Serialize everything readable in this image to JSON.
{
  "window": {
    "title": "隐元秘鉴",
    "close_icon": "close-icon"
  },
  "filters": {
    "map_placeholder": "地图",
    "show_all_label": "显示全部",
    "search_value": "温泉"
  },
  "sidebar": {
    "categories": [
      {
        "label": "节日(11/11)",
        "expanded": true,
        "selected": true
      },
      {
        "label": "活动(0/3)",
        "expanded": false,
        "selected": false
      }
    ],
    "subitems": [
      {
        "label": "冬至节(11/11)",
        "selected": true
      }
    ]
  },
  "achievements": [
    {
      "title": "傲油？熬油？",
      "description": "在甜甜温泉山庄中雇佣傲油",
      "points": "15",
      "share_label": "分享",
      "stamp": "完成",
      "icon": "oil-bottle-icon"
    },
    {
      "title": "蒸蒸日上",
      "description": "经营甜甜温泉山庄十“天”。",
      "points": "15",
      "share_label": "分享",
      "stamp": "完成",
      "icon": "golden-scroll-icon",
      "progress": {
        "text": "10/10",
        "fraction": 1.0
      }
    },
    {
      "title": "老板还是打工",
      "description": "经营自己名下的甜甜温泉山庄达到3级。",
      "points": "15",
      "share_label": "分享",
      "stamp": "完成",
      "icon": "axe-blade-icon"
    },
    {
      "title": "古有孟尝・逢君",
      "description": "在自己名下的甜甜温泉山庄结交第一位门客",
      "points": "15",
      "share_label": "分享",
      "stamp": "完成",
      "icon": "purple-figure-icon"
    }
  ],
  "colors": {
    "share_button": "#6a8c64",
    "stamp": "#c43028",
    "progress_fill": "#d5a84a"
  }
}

• • • • • • •

(Task statement): Restate the whole listing exactly, leaving out nothing.

(The answer):
Serialize everything readable in this image to JSON.
{
  "window": {
    "title": "隐元秘鉴",
    "close_icon": "close-icon"
  },
  "filters": {
    "map_placeholder": "地图",
    "show_all_label": "显示全部",
    "search_value": "温泉"
  },
  "sidebar": {
    "categories": [
      {
        "label": "节日(11/11)",
        "expanded": true,
        "selected": true
      },
      {
        "label": "活动(0/3)",
        "expanded": false,
        "selected": false
      }
    ],
    "subitems": [
      {
        "label": "冬至节(11/11)",
        "selected": true
      }
    ]
  },
  "achievements": [
    {
      "title": "傲油？熬油？",
      "description": "在甜甜温泉山庄中雇佣傲油",
      "points": "15",
      "share_label": "分享",
      "stamp": "完成",
      "icon": "oil-bottle-icon"
    },
    {
      "title": "蒸蒸日上",
      "description": "经营甜甜温泉山庄十“天”。",
      "points": "15",
      "share_label": "分享",
      "stamp": "完成",
      "icon": "golden-scroll-icon",
      "progress": {
        "text": "10/10",
        "fraction": 1.0
      }
    },
    {
      "title": "老板还是打工",
      "description": "经营自己名下的甜甜温泉山庄达到3级。",
      "points": "15",
      "share_label": "分享",
      "stamp": "完成",
      "icon": "axe-blade-icon"
    },
    {
      "title": "古有孟尝・逢君",
      "description": "在自己名下的甜甜温泉山庄结交第一位门客",
      "points": "15",
      "share_label": "分享",
      "stamp": "完成",
      "icon": "purple-figure-icon"
    }
  ],
  "colors": {
    "share_button": "#6a8c64",
    "stamp": "#c43028",
    "progress_fill": "#d5a84a"
  }
}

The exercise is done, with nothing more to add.